── RECORDS FOR THE EXERCISE
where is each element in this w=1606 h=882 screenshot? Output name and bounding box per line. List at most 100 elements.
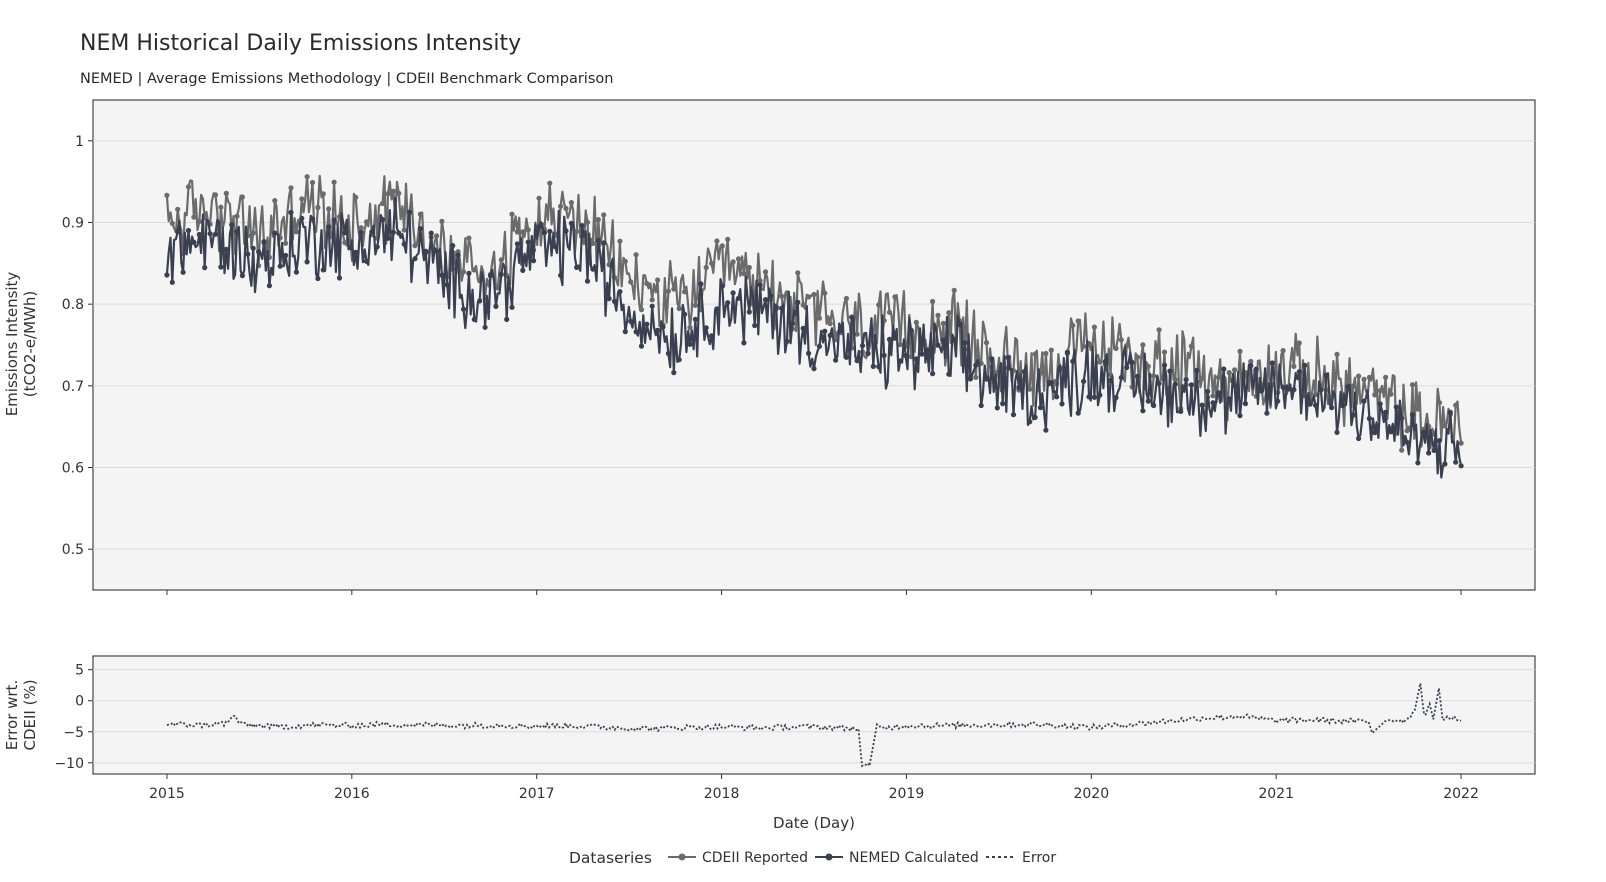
data-point-cdeii-reported [574,228,580,234]
data-point-nemed-calculated [309,216,316,222]
data-point-cdeii-reported [466,235,472,241]
data-point-cdeii-reported [1027,386,1033,392]
data-point-nemed-calculated [541,230,548,236]
data-point-cdeii-reported [1377,388,1383,394]
data-point-cdeii-reported [655,277,661,283]
data-point-cdeii-reported [913,319,920,325]
data-point-nemed-calculated [1334,429,1340,435]
data-point-nemed-calculated [1172,381,1178,387]
data-point-nemed-calculated [444,282,450,288]
x-tick-label: 2020 [1073,786,1109,802]
data-point-nemed-calculated [913,356,920,362]
data-point-nemed-calculated [1436,438,1443,444]
data-point-cdeii-reported [633,252,639,258]
data-point-nemed-calculated [644,321,650,327]
data-point-cdeii-reported [590,240,596,246]
data-point-nemed-calculated [1409,412,1416,418]
main-y-tick-label: 1 [75,134,84,150]
data-point-nemed-calculated [412,256,418,262]
data-point-nemed-calculated [1269,360,1275,366]
data-point-nemed-calculated [277,263,283,269]
data-point-nemed-calculated [385,235,391,241]
data-point-nemed-calculated [633,329,639,335]
data-point-cdeii-reported [930,298,936,305]
data-point-nemed-calculated [1005,355,1011,361]
data-point-nemed-calculated [504,316,510,322]
data-point-cdeii-reported [288,185,294,191]
legend-item-cdeii-reported[interactable]: CDEII Reported [668,850,808,866]
data-point-nemed-calculated [531,258,537,264]
main-y-tick-label: 0.5 [62,542,84,558]
data-point-nemed-calculated [369,229,375,235]
data-point-cdeii-reported [234,213,240,219]
data-point-nemed-calculated [1426,450,1432,456]
data-point-nemed-calculated [741,340,747,346]
legend-label-cdeii-reported: CDEII Reported [702,850,808,866]
data-point-cdeii-reported [1134,354,1141,360]
data-point-cdeii-reported [1145,363,1151,369]
data-point-nemed-calculated [482,324,488,330]
error-y-tick-label: 0 [75,694,84,710]
error-plot-area [92,655,1536,775]
data-point-nemed-calculated [229,222,235,228]
data-point-cdeii-reported [1172,377,1178,383]
data-point-nemed-calculated [363,258,370,264]
data-point-cdeii-reported [1113,345,1119,351]
data-point-cdeii-reported [175,206,181,212]
main-y-tick-label: 0.9 [62,216,84,232]
data-point-nemed-calculated [342,230,348,236]
data-point-nemed-calculated [1232,383,1238,389]
data-point-nemed-calculated [558,272,564,278]
data-point-cdeii-reported [1097,359,1103,365]
data-point-nemed-calculated [994,405,1000,411]
data-point-nemed-calculated [1145,398,1151,404]
data-point-nemed-calculated [1453,459,1459,465]
data-point-nemed-calculated [892,335,898,341]
data-point-cdeii-reported [1188,343,1194,349]
data-point-nemed-calculated [617,289,623,295]
data-point-cdeii-reported [1043,350,1049,357]
data-point-nemed-calculated [1458,463,1464,469]
x-tick-label: 2021 [1258,786,1294,802]
data-point-cdeii-reported [854,331,860,337]
data-point-cdeii-reported [498,257,504,263]
data-point-cdeii-reported [363,219,370,225]
legend-item-error[interactable]: Error [986,850,1056,866]
error-x-tick-labels: 2015 2016 2017 2018 2019 2020 2021 2022 [149,774,1479,802]
data-point-nemed-calculated [1339,402,1345,409]
data-point-cdeii-reported [525,227,531,233]
data-point-nemed-calculated [261,239,267,245]
data-point-cdeii-reported [558,203,564,209]
data-point-nemed-calculated [1151,402,1157,409]
data-point-nemed-calculated [762,297,769,303]
data-point-nemed-calculated [919,351,925,357]
data-point-cdeii-reported [412,243,418,249]
data-point-nemed-calculated [811,366,817,372]
data-point-cdeii-reported [1366,374,1372,380]
legend-item-nemed-calculated[interactable]: NEMED Calculated [815,850,979,866]
data-point-cdeii-reported [622,258,628,264]
data-point-nemed-calculated [1075,410,1081,416]
data-point-cdeii-reported [714,238,720,244]
data-point-nemed-calculated [1237,413,1243,419]
data-point-nemed-calculated [1178,408,1184,414]
data-point-nemed-calculated [1356,435,1362,442]
data-point-cdeii-reported [1296,340,1302,346]
data-point-cdeii-reported [563,205,569,212]
data-point-cdeii-reported [940,320,947,326]
data-point-nemed-calculated [1156,380,1162,386]
data-point-cdeii-reported [509,211,515,217]
data-point-cdeii-reported [1118,337,1124,343]
data-point-nemed-calculated [245,251,251,257]
main-y-tick-label: 0.8 [62,297,84,313]
data-point-nemed-calculated [207,231,213,237]
data-point-nemed-calculated [595,237,601,243]
data-point-nemed-calculated [719,283,725,289]
data-point-nemed-calculated [1064,349,1070,355]
data-point-nemed-calculated [784,338,790,344]
data-point-cdeii-reported [1048,347,1054,353]
data-point-nemed-calculated [299,215,305,221]
data-point-cdeii-reported [417,211,423,217]
data-point-cdeii-reported [816,315,823,321]
data-point-cdeii-reported [1291,363,1297,369]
────
- GIVEN REQUEST: Pick out each line in the records above that contains the string "interactable".

- ANSWER FOR THE TASK:
legend-item-cdeii-reported[interactable]: CDEII Reported [668,850,808,866]
legend-item-error[interactable]: Error [986,850,1056,866]
legend-item-nemed-calculated[interactable]: NEMED Calculated [815,850,979,866]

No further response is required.